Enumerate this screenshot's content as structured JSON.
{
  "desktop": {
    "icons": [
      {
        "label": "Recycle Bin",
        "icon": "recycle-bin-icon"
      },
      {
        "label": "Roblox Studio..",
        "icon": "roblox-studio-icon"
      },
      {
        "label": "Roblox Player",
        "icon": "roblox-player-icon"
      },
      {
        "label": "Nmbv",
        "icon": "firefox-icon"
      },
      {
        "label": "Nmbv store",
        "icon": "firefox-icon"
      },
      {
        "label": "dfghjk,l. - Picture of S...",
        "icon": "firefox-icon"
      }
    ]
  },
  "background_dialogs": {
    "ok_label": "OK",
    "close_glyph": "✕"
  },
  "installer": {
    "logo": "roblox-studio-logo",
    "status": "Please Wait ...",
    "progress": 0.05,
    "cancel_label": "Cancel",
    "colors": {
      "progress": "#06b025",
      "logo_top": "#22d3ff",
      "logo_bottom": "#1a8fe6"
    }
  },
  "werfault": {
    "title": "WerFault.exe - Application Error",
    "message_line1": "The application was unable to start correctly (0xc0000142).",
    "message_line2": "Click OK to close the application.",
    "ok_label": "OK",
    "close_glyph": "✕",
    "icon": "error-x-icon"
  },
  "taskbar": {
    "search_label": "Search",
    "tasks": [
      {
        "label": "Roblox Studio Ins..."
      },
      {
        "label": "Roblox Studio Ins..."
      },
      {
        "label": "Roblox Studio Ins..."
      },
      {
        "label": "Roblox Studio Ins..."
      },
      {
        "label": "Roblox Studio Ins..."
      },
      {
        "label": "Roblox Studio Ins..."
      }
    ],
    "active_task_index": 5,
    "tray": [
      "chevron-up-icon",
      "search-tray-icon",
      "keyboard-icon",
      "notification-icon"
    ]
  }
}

...

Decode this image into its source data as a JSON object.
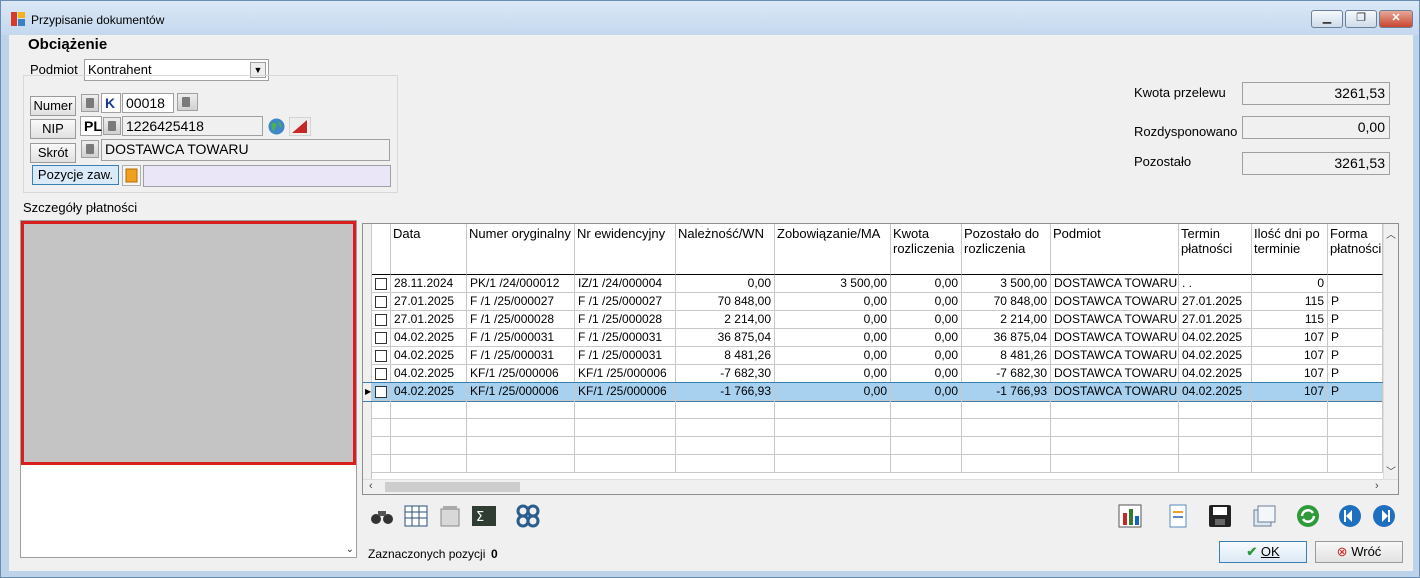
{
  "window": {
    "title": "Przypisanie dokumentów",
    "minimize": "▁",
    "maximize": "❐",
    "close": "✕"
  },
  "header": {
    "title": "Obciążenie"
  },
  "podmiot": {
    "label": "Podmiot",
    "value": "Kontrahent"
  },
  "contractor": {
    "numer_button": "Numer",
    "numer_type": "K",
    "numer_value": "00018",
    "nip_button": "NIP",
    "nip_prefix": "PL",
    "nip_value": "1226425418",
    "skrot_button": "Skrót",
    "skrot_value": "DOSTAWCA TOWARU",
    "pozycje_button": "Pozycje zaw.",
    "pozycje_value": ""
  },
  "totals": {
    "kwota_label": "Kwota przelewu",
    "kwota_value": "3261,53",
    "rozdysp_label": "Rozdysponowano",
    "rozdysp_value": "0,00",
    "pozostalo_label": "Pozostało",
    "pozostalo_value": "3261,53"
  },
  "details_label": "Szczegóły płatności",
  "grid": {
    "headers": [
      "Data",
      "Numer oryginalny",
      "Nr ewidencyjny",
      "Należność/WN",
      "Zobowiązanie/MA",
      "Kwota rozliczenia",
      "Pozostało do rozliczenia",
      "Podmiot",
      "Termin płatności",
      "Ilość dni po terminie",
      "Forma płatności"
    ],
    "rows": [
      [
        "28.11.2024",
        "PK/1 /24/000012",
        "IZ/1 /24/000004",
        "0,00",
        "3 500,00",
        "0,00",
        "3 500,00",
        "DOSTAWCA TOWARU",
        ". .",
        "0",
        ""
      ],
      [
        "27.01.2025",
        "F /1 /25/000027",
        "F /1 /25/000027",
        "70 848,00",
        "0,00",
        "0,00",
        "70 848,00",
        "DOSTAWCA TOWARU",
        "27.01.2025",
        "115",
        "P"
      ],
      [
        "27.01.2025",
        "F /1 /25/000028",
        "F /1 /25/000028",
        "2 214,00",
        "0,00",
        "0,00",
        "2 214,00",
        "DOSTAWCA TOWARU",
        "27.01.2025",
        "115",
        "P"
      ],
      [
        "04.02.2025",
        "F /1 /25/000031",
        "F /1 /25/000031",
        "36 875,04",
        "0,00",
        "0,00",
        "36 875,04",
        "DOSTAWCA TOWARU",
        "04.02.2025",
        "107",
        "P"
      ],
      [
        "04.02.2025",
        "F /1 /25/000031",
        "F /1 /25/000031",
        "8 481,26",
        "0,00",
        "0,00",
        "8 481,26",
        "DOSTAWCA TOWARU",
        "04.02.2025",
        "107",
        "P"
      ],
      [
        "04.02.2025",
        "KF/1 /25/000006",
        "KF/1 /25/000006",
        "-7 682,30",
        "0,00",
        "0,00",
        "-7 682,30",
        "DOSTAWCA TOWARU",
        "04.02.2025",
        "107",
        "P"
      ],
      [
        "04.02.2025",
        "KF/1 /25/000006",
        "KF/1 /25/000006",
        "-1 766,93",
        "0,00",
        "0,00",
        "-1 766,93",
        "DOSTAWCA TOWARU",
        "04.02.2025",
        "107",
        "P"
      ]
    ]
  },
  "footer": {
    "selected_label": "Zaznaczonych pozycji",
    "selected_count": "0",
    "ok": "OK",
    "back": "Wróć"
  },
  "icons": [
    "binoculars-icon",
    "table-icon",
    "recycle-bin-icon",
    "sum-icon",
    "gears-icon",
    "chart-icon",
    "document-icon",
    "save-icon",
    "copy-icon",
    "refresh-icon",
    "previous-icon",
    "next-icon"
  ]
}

==

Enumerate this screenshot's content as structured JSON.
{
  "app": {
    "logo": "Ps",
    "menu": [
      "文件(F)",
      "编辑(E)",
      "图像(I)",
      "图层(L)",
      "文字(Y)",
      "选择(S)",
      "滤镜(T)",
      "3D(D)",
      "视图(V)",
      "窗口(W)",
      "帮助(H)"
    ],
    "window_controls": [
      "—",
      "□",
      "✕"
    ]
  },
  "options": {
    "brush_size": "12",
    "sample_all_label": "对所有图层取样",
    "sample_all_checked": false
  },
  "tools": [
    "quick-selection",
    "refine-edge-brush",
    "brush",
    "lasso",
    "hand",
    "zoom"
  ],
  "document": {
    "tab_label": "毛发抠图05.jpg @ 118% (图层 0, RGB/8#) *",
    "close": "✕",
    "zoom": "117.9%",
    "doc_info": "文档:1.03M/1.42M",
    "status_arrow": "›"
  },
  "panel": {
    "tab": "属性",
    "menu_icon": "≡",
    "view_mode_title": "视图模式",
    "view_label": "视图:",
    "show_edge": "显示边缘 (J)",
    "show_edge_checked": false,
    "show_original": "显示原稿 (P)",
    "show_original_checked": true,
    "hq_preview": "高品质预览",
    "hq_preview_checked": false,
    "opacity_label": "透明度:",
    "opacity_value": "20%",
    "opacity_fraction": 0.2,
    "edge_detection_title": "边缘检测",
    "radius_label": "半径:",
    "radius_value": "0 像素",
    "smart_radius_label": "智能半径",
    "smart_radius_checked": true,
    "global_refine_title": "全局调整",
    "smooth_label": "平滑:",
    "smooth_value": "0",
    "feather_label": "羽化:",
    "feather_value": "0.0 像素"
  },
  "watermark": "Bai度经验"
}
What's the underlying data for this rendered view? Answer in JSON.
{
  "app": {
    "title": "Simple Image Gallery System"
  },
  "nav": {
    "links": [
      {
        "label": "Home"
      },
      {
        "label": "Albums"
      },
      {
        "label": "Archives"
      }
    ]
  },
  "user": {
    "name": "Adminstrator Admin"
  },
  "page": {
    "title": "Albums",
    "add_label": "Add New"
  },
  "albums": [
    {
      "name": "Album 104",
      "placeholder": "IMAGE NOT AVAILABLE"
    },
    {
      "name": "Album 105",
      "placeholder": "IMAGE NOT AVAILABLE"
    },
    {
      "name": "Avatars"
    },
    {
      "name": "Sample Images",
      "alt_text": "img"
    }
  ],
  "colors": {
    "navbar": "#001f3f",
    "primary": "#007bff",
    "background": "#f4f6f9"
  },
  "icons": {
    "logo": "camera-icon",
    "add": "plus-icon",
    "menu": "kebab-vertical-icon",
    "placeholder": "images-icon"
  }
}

▸ To be done
Which lines hold the word "rozliczenia"? Copy all of them.

▸ Result of this task
      "Kwota rozliczenia",
      "Pozostało do rozliczenia",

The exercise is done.